**WHAT THIS TASK INVOLVES:**
Without the pictures, write out all the lines below exactly as they appear.

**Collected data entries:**
──────────────────────────────

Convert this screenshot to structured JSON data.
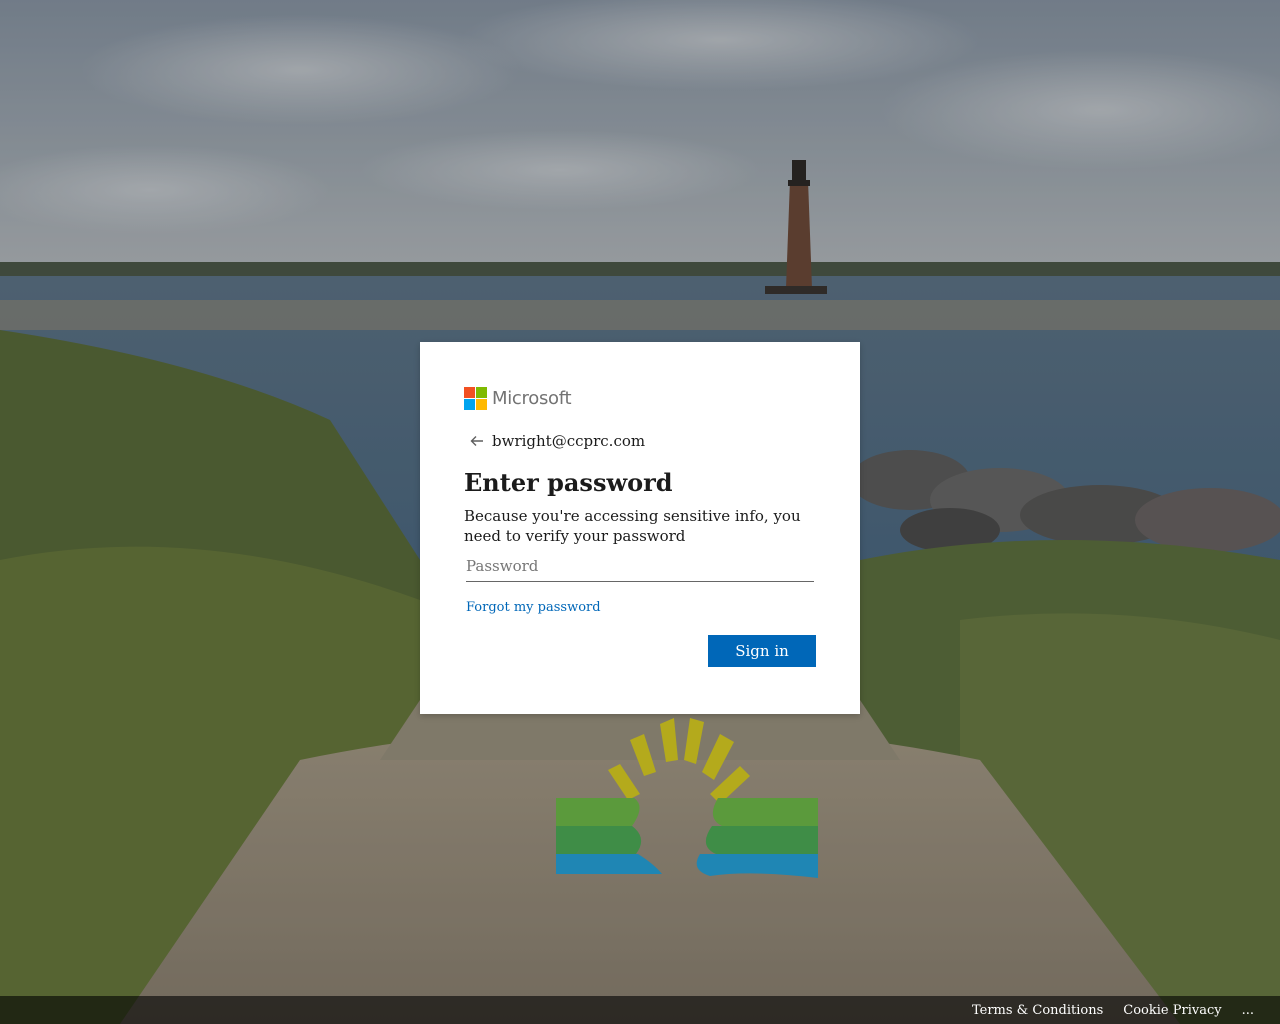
{
  "brand": {
    "wordmark": "Microsoft",
    "logo_colors": [
      "#f25022",
      "#7fba00",
      "#00a4ef",
      "#ffb900"
    ]
  },
  "identity": {
    "back_icon": "arrow-left-icon",
    "email": "bwright@ccprc.com"
  },
  "form": {
    "title": "Enter password",
    "description": "Because you're accessing sensitive info, you need to verify your password",
    "password_placeholder": "Password",
    "password_value": "",
    "forgot_link": "Forgot my password",
    "submit_label": "Sign in"
  },
  "footer": {
    "links": [
      "Terms & Conditions",
      "Cookie Privacy",
      "..."
    ]
  },
  "colors": {
    "accent": "#0067b8",
    "link": "#0067b8",
    "text": "#1b1b1b"
  }
}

──────────────────────────────

**ANSWER:**
Convert this screenshot to structured JSON data.
{
  "brand": {
    "wordmark": "Microsoft",
    "logo_colors": [
      "#f25022",
      "#7fba00",
      "#00a4ef",
      "#ffb900"
    ]
  },
  "identity": {
    "back_icon": "arrow-left-icon",
    "email": "bwright@ccprc.com"
  },
  "form": {
    "title": "Enter password",
    "description": "Because you're accessing sensitive info, you need to verify your password",
    "password_placeholder": "Password",
    "password_value": "",
    "forgot_link": "Forgot my password",
    "submit_label": "Sign in"
  },
  "footer": {
    "links": [
      "Terms & Conditions",
      "Cookie Privacy",
      "..."
    ]
  },
  "colors": {
    "accent": "#0067b8",
    "link": "#0067b8",
    "text": "#1b1b1b"
  }
}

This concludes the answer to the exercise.